Stored dataset items
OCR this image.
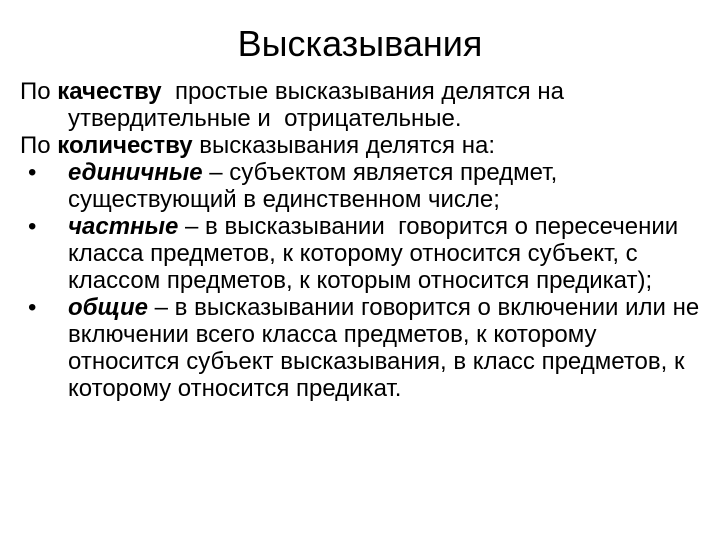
Высказывания

По качеству  простые высказывания делятся на утвердительные и  отрицательные.

По количеству высказывания делятся на:

• единичные – субъектом является предмет, существующий в единственном числе;
• частные – в высказывании  говорится о пересечении класса предметов, к которому относится субъект, с классом предметов, к которым относится предикат);
• общие – в высказывании говорится о включении или не включении всего класса предметов, к которому относится субъект высказывания, в класс предметов, к которому относится предикат.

● **Aim**
Print each entry shown above with exact wording and no pictures.

● **Full response**
OCR this image.
Высказывания

По качеству  простые высказывания делятся на утвердительные и  отрицательные.

По количеству высказывания делятся на:

• единичные – субъектом является предмет, существующий в единственном числе;
• частные – в высказывании  говорится о пересечении класса предметов, к которому относится субъект, с классом предметов, к которым относится предикат);
• общие – в высказывании говорится о включении или не включении всего класса предметов, к которому относится субъект высказывания, в класс предметов, к которому относится предикат.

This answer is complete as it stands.